▶ [TO-DO LIST]
- a) In the text on recording sound along the Rio Grande, shorten the paragraph that begins "Transferring sound equipment" while keeping its main facts.
- b) Carry on the text on recording sound along the Rio Grande, starting right after its final sentence.

===== TEXT SEGMENT

This summer, after too much time spent working rather than recording, a chance presented itself to schedule sound recordings along
Rio Grande in Albuquerque, New Mexico.
Transferring sound equipment —i.e. checklist packing to allow for easy hauling, set-up, and tear down— challenged my physical energy level, not to mention the potential time spent processing WAV format digital materials.
My station as a novice sound collector marked, I traveled to the inner-city to record. Before stepping outdoors with a fancy digital recorder, it’s important to ask:
What sounds are most likely to be captured?
With perhaps late-to-the-game player anxiety, I read news articles and inter-web insights about 2016 sound hunters featuring specialized, other times random, sound events. The NYT article linked above highlights the work of The London Sound Survey, an early influence on my decision to sound record out-in the natural environment.
Quickly and quirkily, the disadvantages of sound hunting clearly addressed my lack of whatever – obviously technological capability.

==========
===== PROVIDED MATERIAL

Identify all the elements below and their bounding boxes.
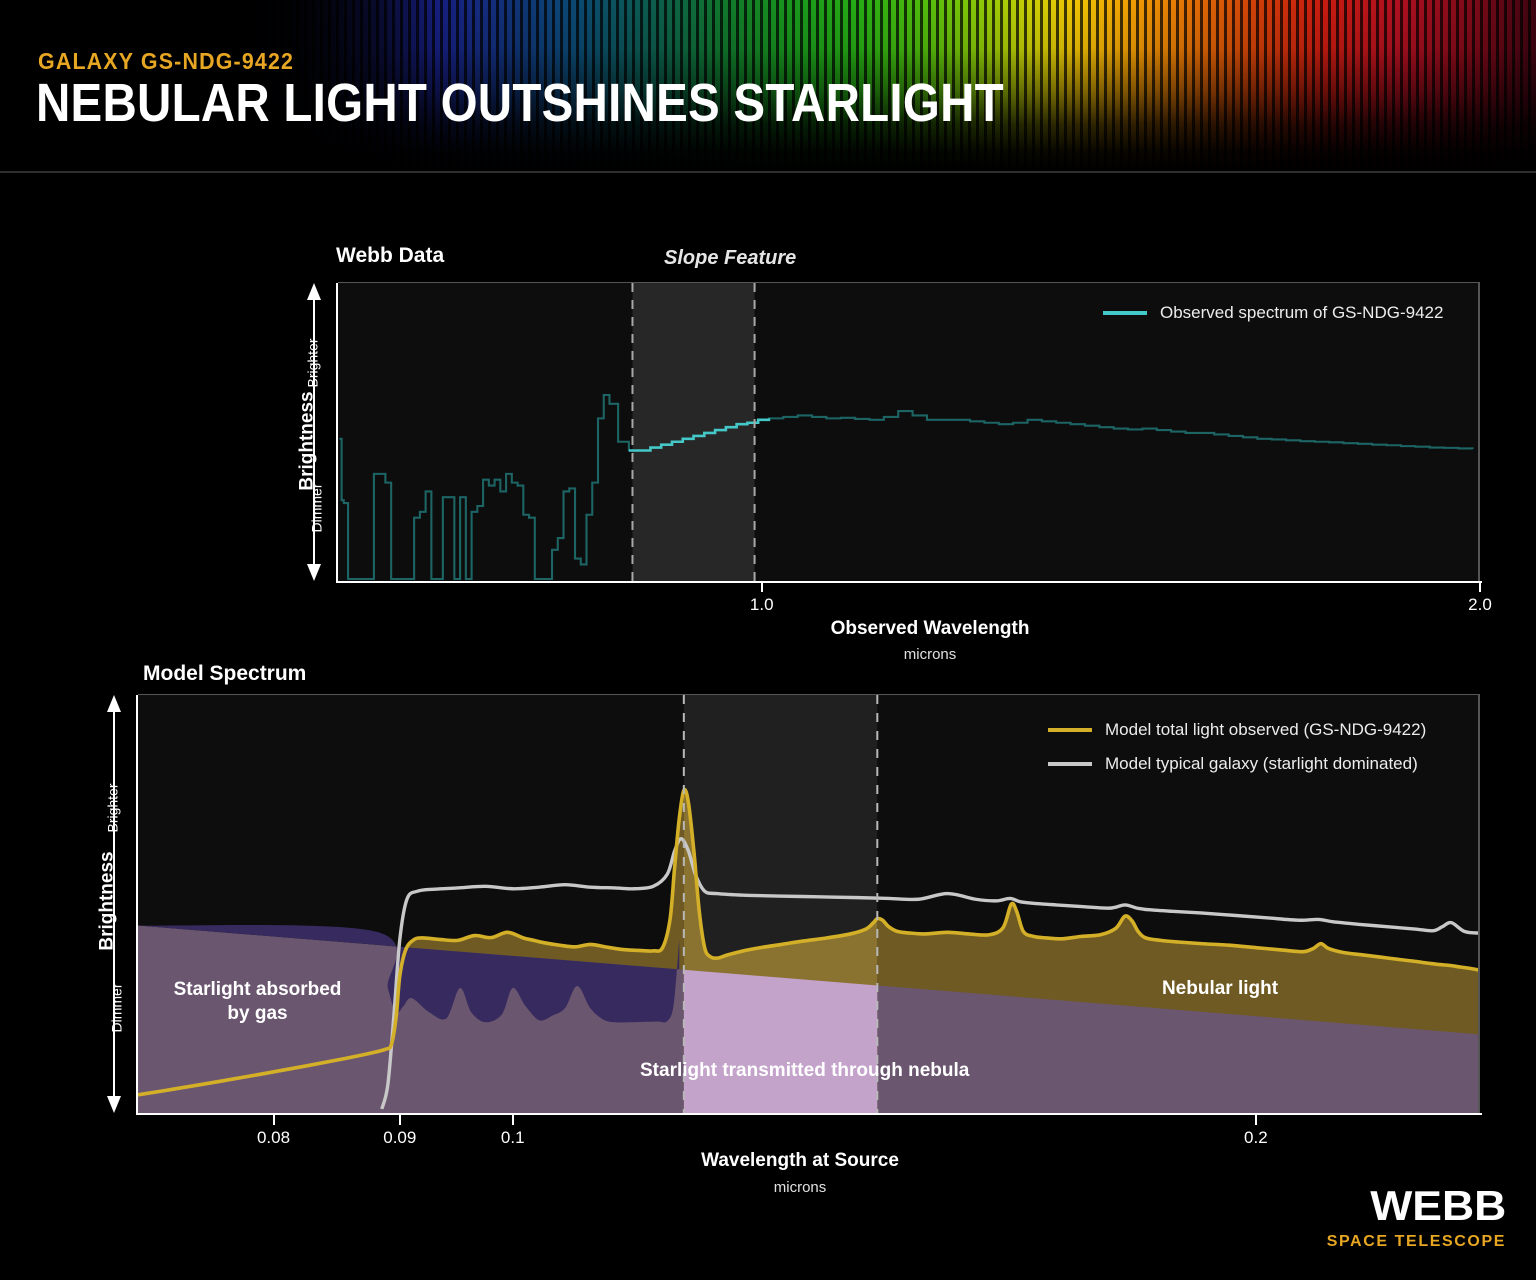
page-header: GALAXY GS-NDG-9422 NEBULAR LIGHT OUTSHIN…: [0, 0, 1536, 172]
plot-top-border-upper: [338, 282, 1480, 283]
legend-item-model-total-light: Model total light observed (GS-NDG-9422): [1048, 720, 1426, 740]
header-divider: [0, 171, 1536, 173]
plot-left-axis-lower: [136, 695, 138, 1113]
x-tick-mark: [1254, 1115, 1257, 1125]
spectrum-banner-graphic: [0, 0, 1536, 172]
x-tick-mark: [272, 1115, 275, 1125]
observed-spectrum-noisy-path: [339, 393, 1474, 581]
plot-top-border-lower: [138, 694, 1480, 695]
x-tick-mark: [1479, 583, 1481, 592]
x-tick-mark: [511, 1115, 514, 1125]
region-label-starlight-transmitted: Starlight transmitted through nebula: [640, 1060, 970, 1081]
y-axis-brighter-label-upper: Brighter: [304, 338, 321, 388]
webb-logo-wordmark: WEBB: [1369, 1182, 1506, 1229]
webb-data-plot-area: [338, 283, 1480, 581]
webb-logo-subtitle: SPACE TELESCOPE: [1326, 1233, 1506, 1250]
brightness-axis-arrow-lower: [107, 695, 121, 1113]
x-axis-title-upper: Observed Wavelength: [830, 618, 1030, 639]
x-axis-unit-lower: microns: [773, 1179, 827, 1196]
x-axis-unit-upper: microns: [903, 646, 957, 663]
x-tick-mark: [398, 1115, 401, 1125]
legend-label-observed-spectrum: Observed spectrum of GS-NDG-9422: [1160, 303, 1444, 322]
legend-swatch-model-total-light: [1048, 728, 1092, 732]
x-tick-mark: [760, 583, 763, 592]
plot-right-border-lower: [1478, 695, 1480, 1113]
x-tick-label: 1.0: [749, 595, 774, 614]
legend-swatch-observed-spectrum: [1103, 311, 1147, 315]
brightness-axis-arrow-upper: [307, 283, 321, 581]
legend-item-observed-spectrum: Observed spectrum of GS-NDG-9422: [1103, 303, 1443, 323]
page-title: NEBULAR LIGHT OUTSHINES STARLIGHT: [36, 73, 1004, 133]
legend-label-model-total-light: Model total light observed (GS-NDG-9422): [1105, 720, 1427, 739]
legend-swatch-model-typical-galaxy: [1048, 762, 1092, 766]
webb-logo: WEBB SPACE TELESCOPE: [1327, 1185, 1506, 1250]
x-tick-label: 2.0: [1468, 595, 1492, 614]
slope-feature-band-lower: [683, 695, 878, 1113]
y-axis-title-upper: Brightness: [296, 391, 318, 491]
model-spectrum-plot-svg: [138, 695, 1480, 1113]
region-label-nebular-light: Nebular light: [1161, 978, 1279, 999]
y-axis-title-lower: Brightness: [96, 851, 118, 951]
legend-label-model-typical-galaxy: Model typical galaxy (starlight dominate…: [1105, 754, 1418, 773]
plot-bottom-axis-lower: [136, 1113, 1482, 1115]
x-tick-label: 0.2: [1244, 1128, 1268, 1147]
legend-item-model-typical-galaxy: Model typical galaxy (starlight dominate…: [1048, 754, 1418, 774]
model-typical-galaxy-path: [380, 837, 1480, 1110]
y-axis-dimmer-label-lower: Dimmer: [108, 983, 125, 1033]
region-label-starlight-absorbed: Starlight absorbed by gas: [173, 979, 342, 1024]
webb-data-chart-title: Webb Data: [336, 244, 445, 267]
plot-right-border-upper: [1478, 283, 1480, 581]
model-spectrum-plot-area: [138, 695, 1480, 1113]
observed-spectrum-path: [628, 418, 771, 452]
plot-bottom-axis-upper: [336, 581, 1482, 583]
galaxy-eyebrow-label: GALAXY GS-NDG-9422: [38, 48, 295, 74]
x-tick-label: 0.09: [383, 1128, 417, 1147]
slope-feature-label-upper: Slope Feature: [664, 247, 797, 269]
x-tick-label: 0.1: [500, 1128, 525, 1147]
plot-left-axis-upper: [336, 283, 338, 581]
slope-feature-band-upper: [632, 283, 755, 581]
y-axis-dimmer-label-upper: Dimmer: [308, 483, 325, 533]
model-total-light-path: [138, 787, 1480, 1097]
x-tick-label: 0.08: [256, 1128, 291, 1147]
model-spectrum-chart-title: Model Spectrum: [143, 662, 307, 685]
webb-data-plot-svg: [338, 283, 1480, 581]
starlight-absorbed-region: [138, 924, 680, 1023]
x-axis-title-lower: Wavelength at Source: [701, 1150, 899, 1171]
y-axis-brighter-label-lower: Brighter: [104, 783, 121, 833]
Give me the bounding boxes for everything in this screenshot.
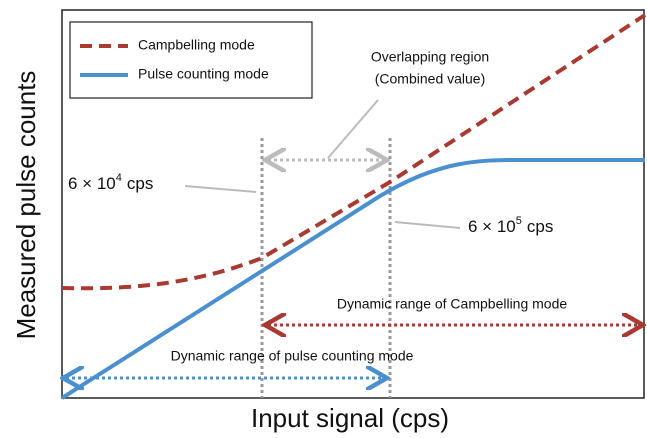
unit: cps: [127, 174, 153, 193]
legend-label: Campbelling mode: [138, 37, 255, 53]
leader-line: [184, 185, 257, 193]
base: 6 × 10: [68, 174, 116, 193]
plot-frame: [61, 9, 645, 399]
annotation: Overlapping region: [371, 49, 489, 65]
base: 6 × 10: [468, 217, 516, 236]
exponent: 4: [116, 172, 122, 184]
exponent: 5: [516, 215, 522, 227]
y-axis-label: Measured pulse counts: [11, 71, 41, 340]
leader-line: [327, 99, 379, 159]
legend-box: [69, 21, 313, 99]
annotation: (Combined value): [375, 71, 486, 87]
pulse-curve: [60, 158, 645, 400]
annotation: 6 × 104 cps: [68, 172, 153, 194]
annotation: Dynamic range of pulse counting mode: [171, 348, 414, 364]
annotation: 6 × 105 cps: [468, 215, 553, 237]
legend-label: Pulse counting mode: [138, 66, 269, 82]
campbelling-curve: [61, 13, 647, 291]
unit: cps: [527, 217, 553, 236]
x-axis-label: Input signal (cps): [251, 403, 449, 433]
leader-line: [394, 221, 461, 229]
annotation: Dynamic range of Campbelling mode: [337, 296, 568, 312]
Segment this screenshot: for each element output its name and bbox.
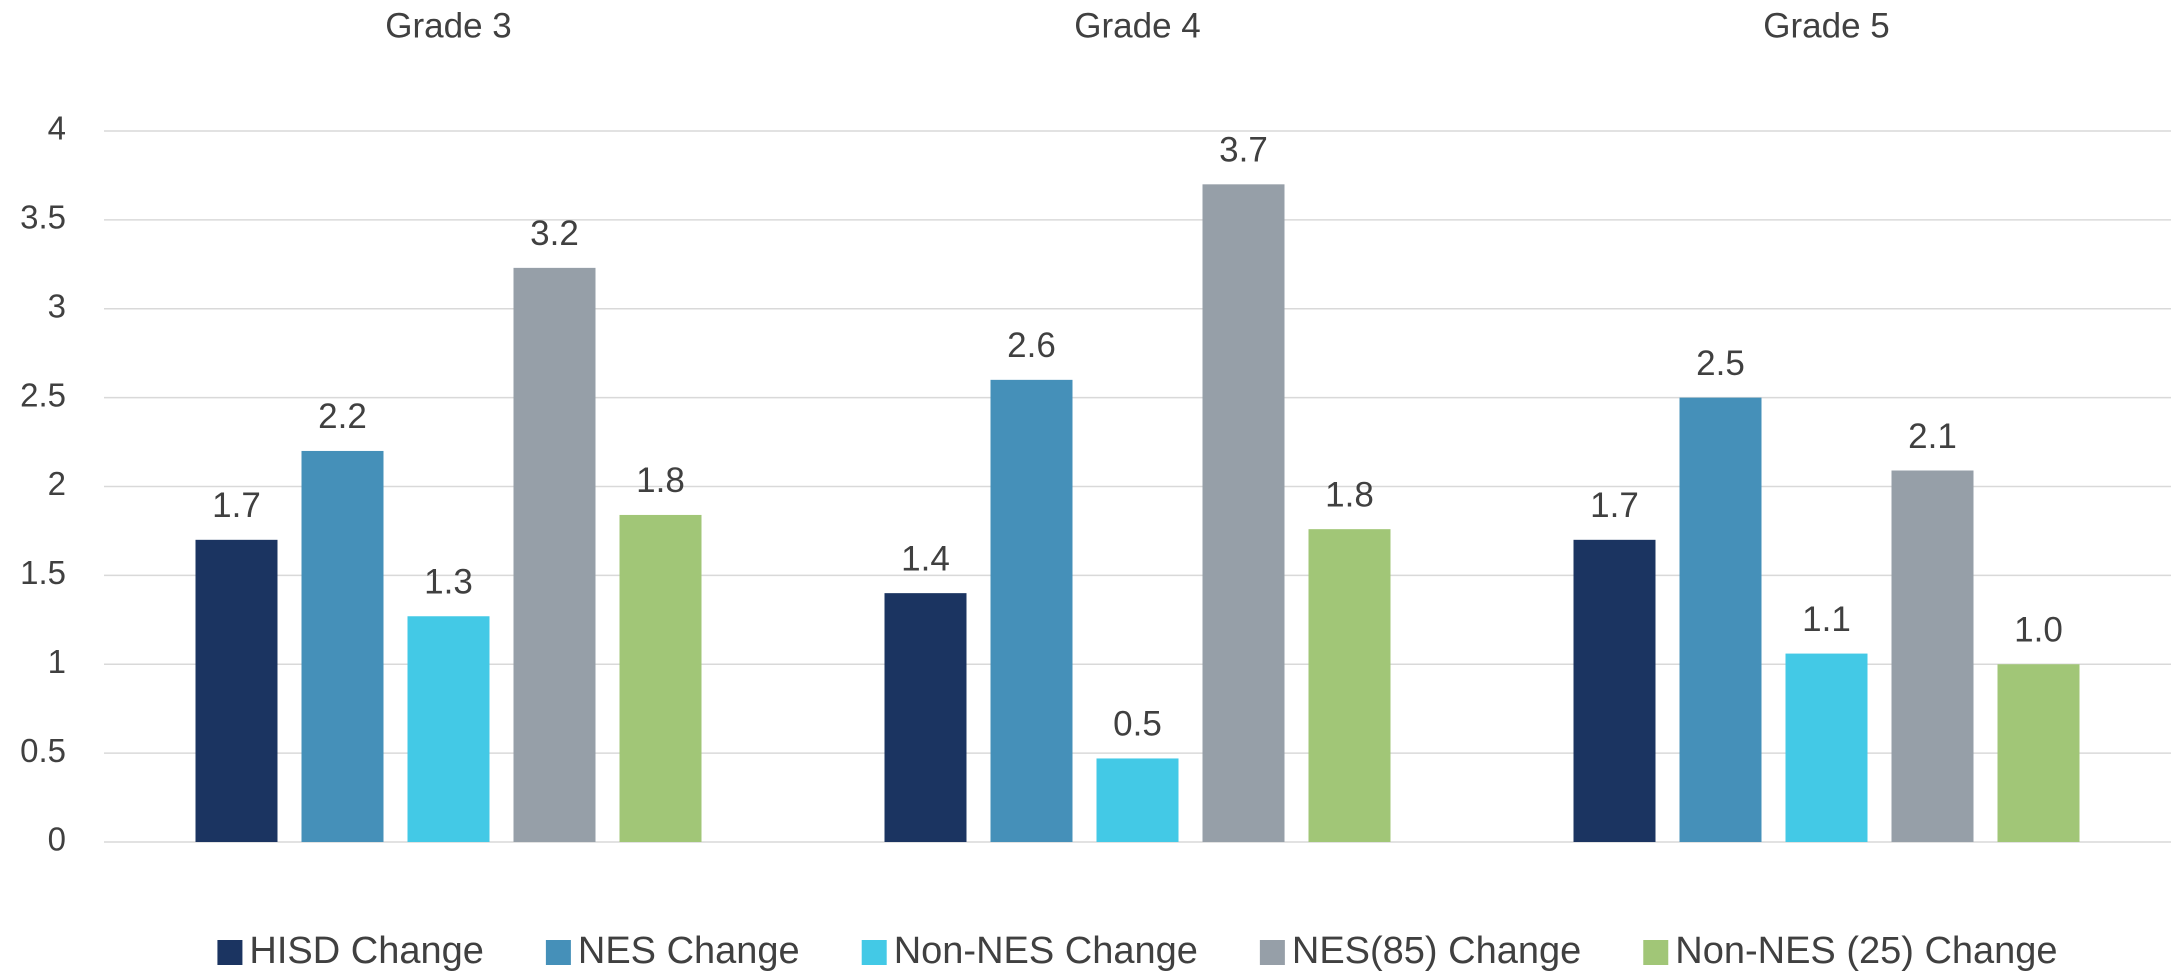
data-label: 1.8: [1325, 475, 1374, 514]
data-label: 3.2: [530, 214, 579, 253]
category-label: Grade 3: [385, 6, 511, 45]
legend-label: HISD Change: [249, 930, 483, 972]
data-label: 2.5: [1696, 344, 1745, 383]
y-tick-label: 2: [48, 465, 66, 502]
data-label: 1.7: [1590, 486, 1639, 525]
data-label: 2.1: [1908, 417, 1957, 456]
y-tick-label: 0.5: [20, 732, 66, 769]
y-tick-label: 3.5: [20, 199, 66, 236]
data-label: 3.7: [1219, 131, 1268, 170]
bar: [1679, 397, 1762, 842]
bar: [407, 616, 490, 842]
bar: [1573, 539, 1656, 842]
bar: [1891, 470, 1974, 842]
legend-swatch: [1643, 940, 1669, 965]
legend-swatch: [545, 940, 571, 965]
bar: [619, 514, 702, 842]
bar: [195, 539, 278, 842]
bar: [884, 593, 967, 842]
legend-label: NES(85) Change: [1292, 930, 1581, 972]
y-tick-label: 0: [48, 821, 66, 858]
bar: [1096, 758, 1179, 842]
bar: [1785, 653, 1868, 842]
bar: [1997, 664, 2080, 842]
category-label: Grade 4: [1074, 6, 1200, 45]
y-tick-label: 2.5: [20, 376, 66, 413]
data-label: 2.6: [1007, 326, 1056, 365]
y-tick-label: 3: [48, 287, 66, 324]
y-tick-label: 1.5: [20, 554, 66, 591]
data-label: 1.0: [2014, 611, 2063, 650]
legend-swatch: [1259, 940, 1285, 965]
legend-label: Non-NES (25) Change: [1675, 930, 2057, 972]
bar: [1308, 529, 1391, 842]
category-label: Grade 5: [1763, 6, 1889, 45]
bar: [1202, 184, 1285, 842]
data-label: 1.8: [636, 461, 685, 500]
data-label: 1.7: [212, 486, 261, 525]
bar: [301, 450, 384, 842]
bar: [513, 267, 596, 842]
data-label: 0.5: [1113, 705, 1162, 744]
legend-label: NES Change: [578, 930, 800, 972]
bar: [990, 379, 1073, 842]
data-label: 1.3: [424, 563, 473, 602]
legend-swatch: [217, 940, 243, 965]
data-label: 1.4: [901, 539, 950, 578]
data-label: 2.2: [318, 397, 367, 436]
y-tick-label: 4: [48, 110, 66, 147]
data-label: 1.1: [1802, 600, 1851, 639]
legend-label: Non-NES Change: [894, 930, 1198, 972]
legend-swatch: [861, 940, 887, 965]
y-tick-label: 1: [48, 643, 66, 680]
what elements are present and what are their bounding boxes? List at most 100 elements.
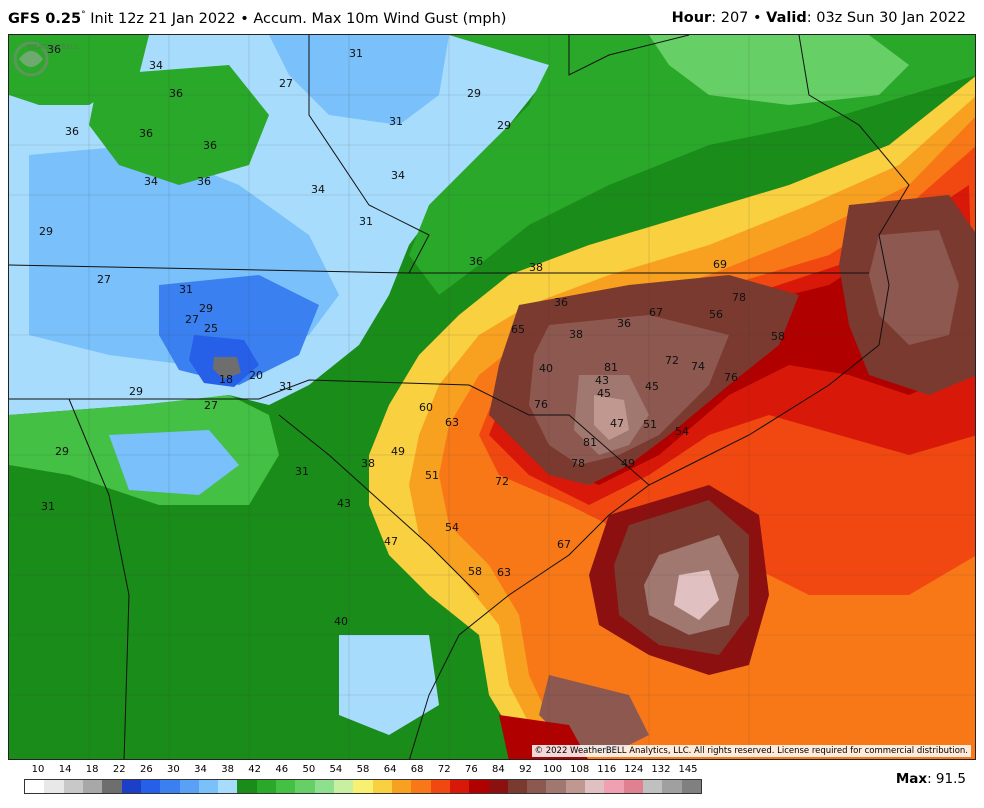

==========

▶ [ANSWERS]
- a) Moving the sound equipment meant packing from a checklist so everything could be hauled, set up, and taken down easily. This drained my physical energy, and processing the WAV files could also take a lot of time.

- b)
When this happens, I seek Advice and DIY (Do It Yourself) pages such as the helpful Quiet American website, a valuable resource which documents many good to know in-and-outs of recording.
Had my hard spent money outwitted me again? The latest wave of recording devices crafted and created by the microphone and music industry prove adept when called to supply more disposable and cheaper (though, don’t forget) higher quality devices.
It should be clear to all recordists of sound and noise that the right microphone will always be indispensable to post-production; however:
loud-enough sound “connected” i.e. INPUT
—at the right recording levels — wins the day!
Post-Production will always be there to help keep your long winter warm. For more time at the cafe, instead of the DAW, develop good universal sound setting practices on location, and be ready to easily adjust for surprise sounds.
Once my prescheduled destinations were located via the generous work of the Radio Aporee mapping application:
My first lesson was awkward set-up.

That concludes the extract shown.